[Stored items]
++++++

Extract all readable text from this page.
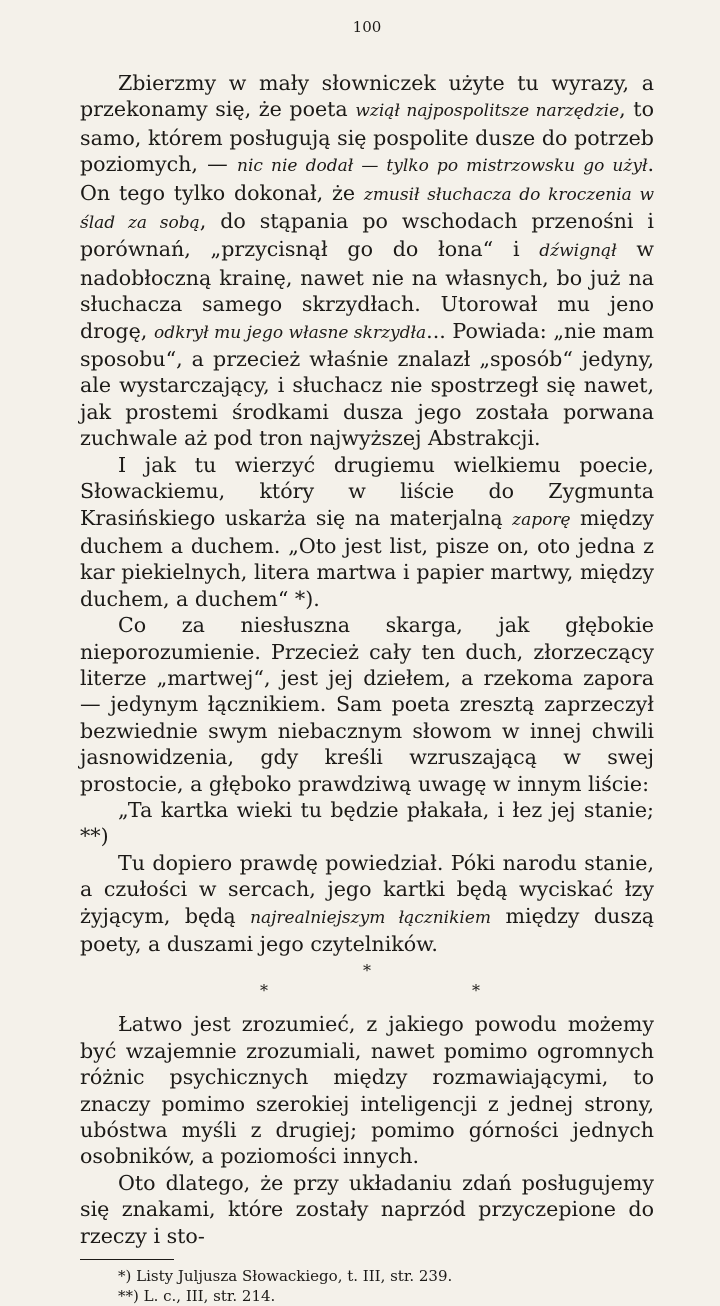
100

Zbierzmy w mały słowniczek użyte tu wyrazy, a przekonamy się, że poeta wziął najpospolitsze narzędzie, to samo, którem posługują się pospolite dusze do potrzeb poziomych, — nic nie dodał — tylko po mistrzowsku go użył. On tego tylko dokonał, że zmusił słuchacza do kroczenia w ślad za sobą, do stąpania po wschodach przenośni i porównań, „przycisnął go do łona“ i dźwignął w nadobłoczną krainę, nawet nie na własnych, bo już na słuchacza samego skrzydłach. Utorował mu jeno drogę, odkrył mu jego własne skrzydła... Powiada: „nie mam sposobu“, a przecież właśnie znalazł „sposób“ jedyny, ale wystarczający, i słuchacz nie spostrzegł się nawet, jak prostemi środkami dusza jego została porwana zuchwale aż pod tron najwyższej Abstrakcji.

I jak tu wierzyć drugiemu wielkiemu poecie, Słowackiemu, który w liście do Zygmunta Krasińskiego uskarża się na materjalną zaporę między duchem a duchem. „Oto jest list, pisze on, oto jedna z kar piekielnych, litera martwa i papier martwy, między duchem, a duchem“ *).

Co za niesłuszna skarga, jak głębokie nieporozumienie. Przecież cały ten duch, złorzeczący literze „martwej“, jest jej dziełem, a rzekoma zapora — jedynym łącznikiem. Sam poeta zresztą zaprzeczył bezwiednie swym niebacznym słowom w innej chwili jasnowidzenia, gdy kreśli wzruszającą w swej prostocie, a głęboko prawdziwą uwagę w innym liście:

„Ta kartka wieki tu będzie płakała, i łez jej stanie; **)

Tu dopiero prawdę powiedział. Póki narodu stanie, a czułości w sercach, jego kartki będą wyciskać łzy żyjącym, będą najrealniejszym łącznikiem między duszą poety, a duszami jego czytelników.

*
*	*

Łatwo jest zrozumieć, z jakiego powodu możemy być wzajemnie zrozumiali, nawet pomimo ogromnych różnic psychicznych między rozmawiającymi, to znaczy pomimo szerokiej inteligencji z jednej strony, ubóstwa myśli z drugiej; pomimo górności jednych osobników, a poziomości innych.

Oto dlatego, że przy układaniu zdań posługujemy się znakami, które zostały naprzód przyczepione do rzeczy i sto-

*) Listy Juljusza Słowackiego, t. III, str. 239.
**) L. c., III, str. 214.
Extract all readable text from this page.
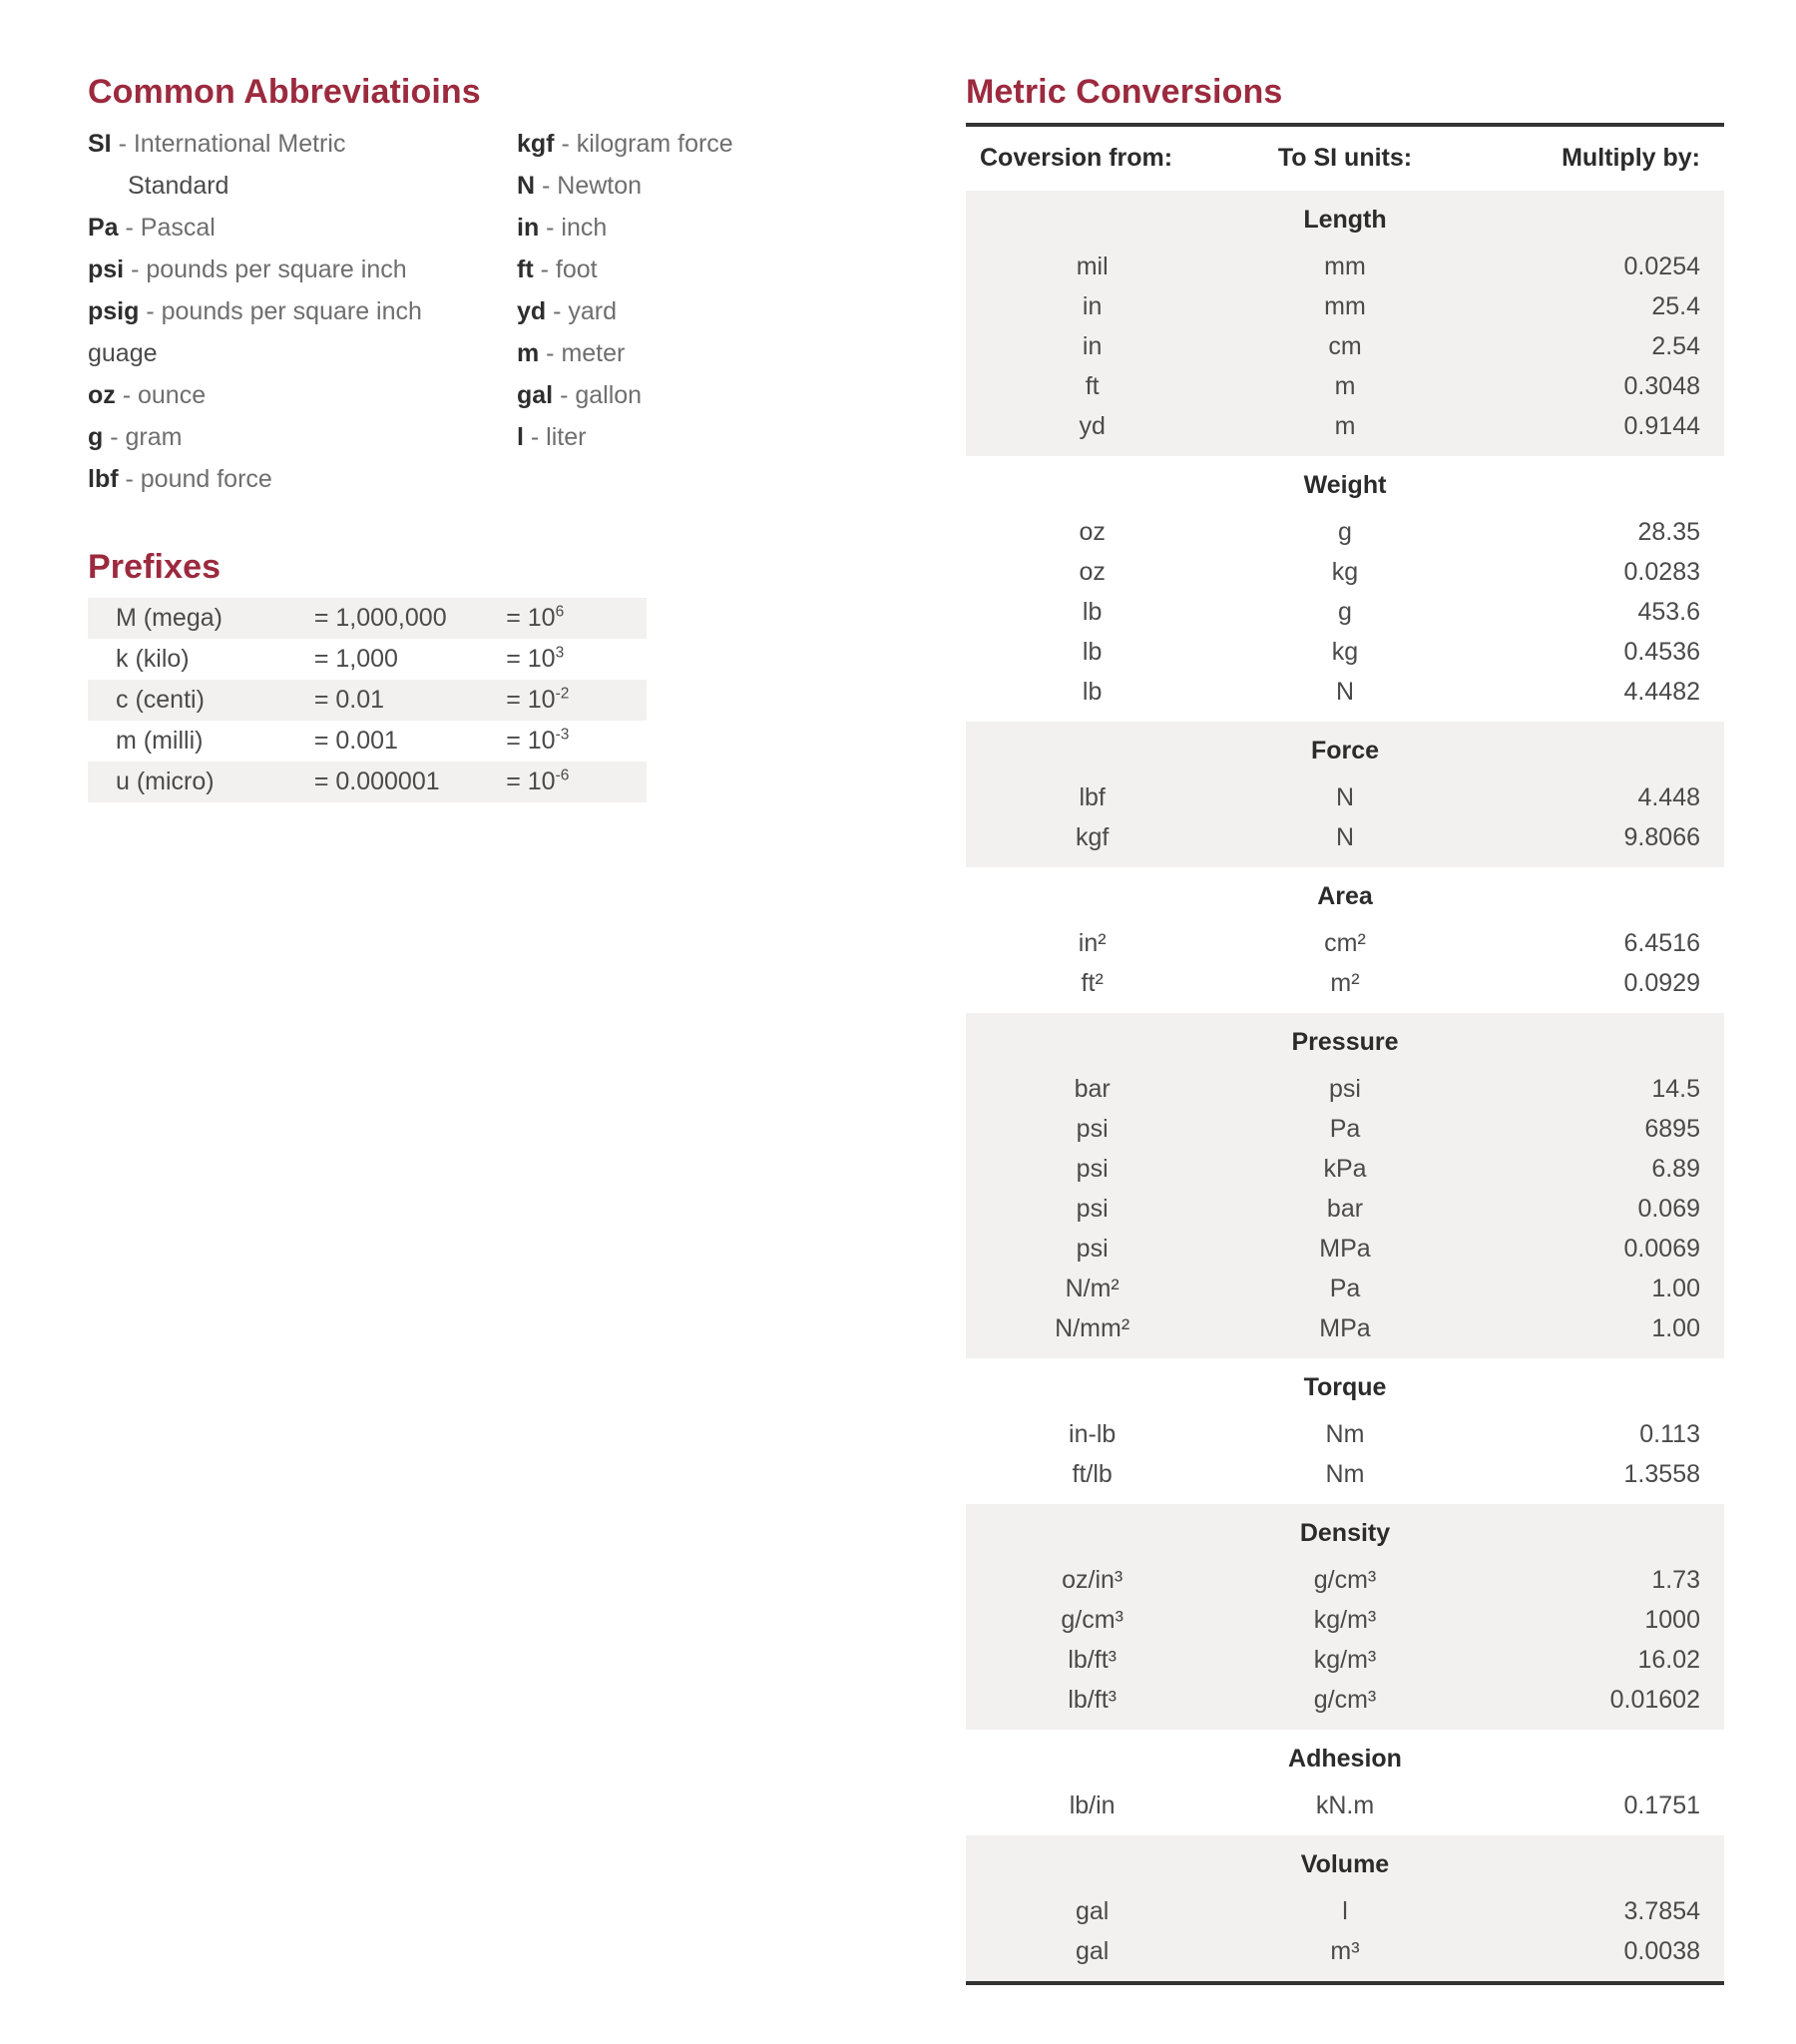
Common Abbreviatioins
SI - International Metric
Standard
Pa - Pascal
psi - pounds per square inch
psig - pounds per square inch
guage
oz - ounce
g - gram
lbf - pound force
kgf - kilogram force
N - Newton
in - inch
ft - foot
yd - yard
m - meter
gal - gallon
l - liter
Prefixes
M (mega)	= 1,000,000	= $10^6$
k (kilo)	= 1,000	= $10^3$
c (centi)	= 0.01	= $10^{-2}$
m (milli)	= 0.001	= $10^{-3}$
u (micro)	= 0.000001	= $10^{-6}$
Metric Conversions

Coversion from:	To SI units:	Multiply by:
Length		
mil	mm	0.0254
in	mm	25.4
in	cm	2.54
ft	m	0.3048
yd	m	0.9144

Weight		
oz	g	28.35
oz	kg	0.0283
lb	g	453.6
lb	kg	0.4536
lb	N	4.4482

Force		
lbf	N	4.448
kgf	N	9.8066

Area		
in²	cm²	6.4516
ft²	m²	0.0929

Pressure		
bar	psi	14.5
psi	Pa	6895
psi	kPa	6.89
psi	bar	0.069
psi	MPa	0.0069
N/m²	Pa	1.00
N/mm²	MPa	1.00

Torque		
in-lb	Nm	0.113
ft/lb	Nm	1.3558

Density		
oz/in³	g/cm³	1.73
g/cm³	kg/m³	1000
lb/ft³	kg/m³	16.02
lb/ft³	g/cm³	0.01602

Adhesion		
lb/in	kN.m	0.1751

Volume		
gal	l	3.7854
gal	m³	0.0038
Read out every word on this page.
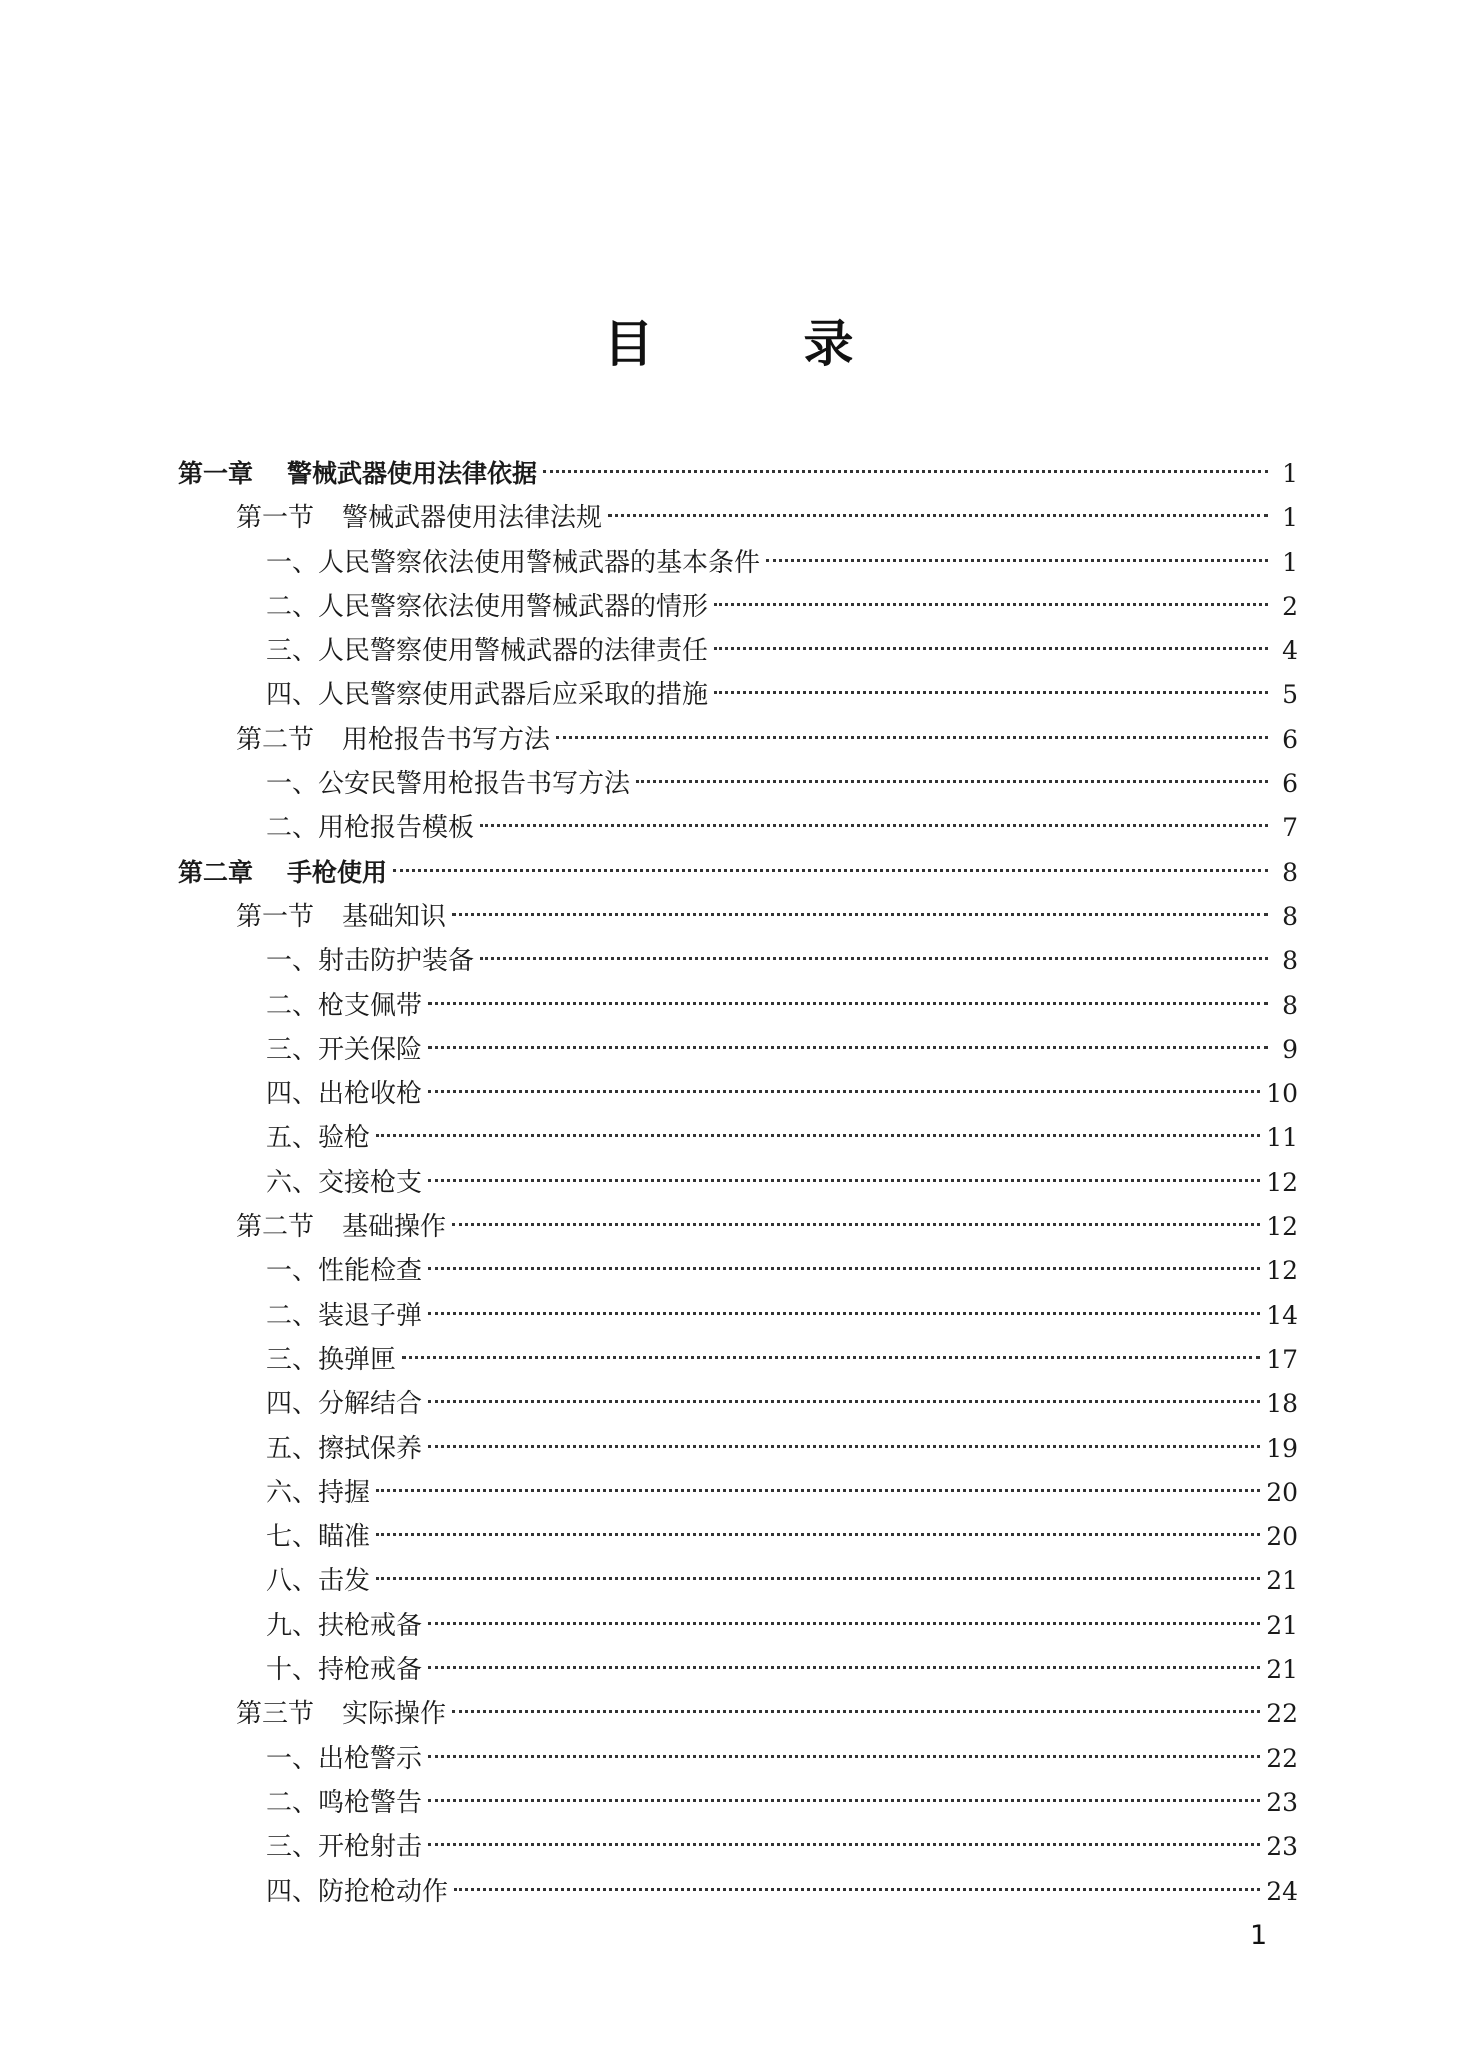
目	录
第一章 警械武器使用法律依据	1
第一节 警械武器使用法律法规	1
一、人民警察依法使用警械武器的基本条件	1
二、人民警察依法使用警械武器的情形	2
三、人民警察使用警械武器的法律责任	4
四、人民警察使用武器后应采取的措施	5
第二节 用枪报告书写方法	6
一、公安民警用枪报告书写方法	6
二、用枪报告模板	7
第二章 手枪使用	8
第一节 基础知识	8
一、射击防护装备	8
二、枪支佩带	8
三、开关保险	9
四、出枪收枪	10
五、验枪	11
六、交接枪支	12
第二节 基础操作	12
一、性能检查	12
二、装退子弹	14
三、换弹匣	17
四、分解结合	18
五、擦拭保养	19
六、持握	20
七、瞄准	20
八、击发	21
九、扶枪戒备	21
十、持枪戒备	21
第三节 实际操作	22
一、出枪警示	22
二、鸣枪警告	23
三、开枪射击	23
四、防抢枪动作	24
1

++++++

▸ INSTRUCTIONS TO FOLLOW: Copy every line in the records above that contains the word "jest".

▸ EXPECTED ANSWER:
I jak tu wierzyć drugiemu wielkiemu poecie, Słowackiemu, który w liście do Zygmunta Krasińskiego uskarża się na materjalną zaporę między duchem a duchem. „Oto jest list, pisze on, oto jedna z kar piekielnych, litera martwa i papier martwy, między duchem, a duchem“ *).
Co za niesłuszna skarga, jak głębokie nieporozumienie. Przecież cały ten duch, złorzeczący literze „martwej“, jest jej dziełem, a rzekoma zapora — jedynym łącznikiem. Sam poeta zresztą zaprzeczył bezwiednie swym niebacznym słowom w innej chwili jasnowidzenia, gdy kreśli wzruszającą w swej prostocie, a głęboko prawdziwą uwagę w innym liście:
Łatwo jest zrozumieć, z jakiego powodu możemy być wzajemnie zrozumiali, nawet pomimo ogromnych różnic psychicznych między rozmawiającymi, to znaczy pomimo szerokiej inteligencji z jednej strony, ubóstwa myśli z drugiej; pomimo górności jednych osobników, a poziomości innych.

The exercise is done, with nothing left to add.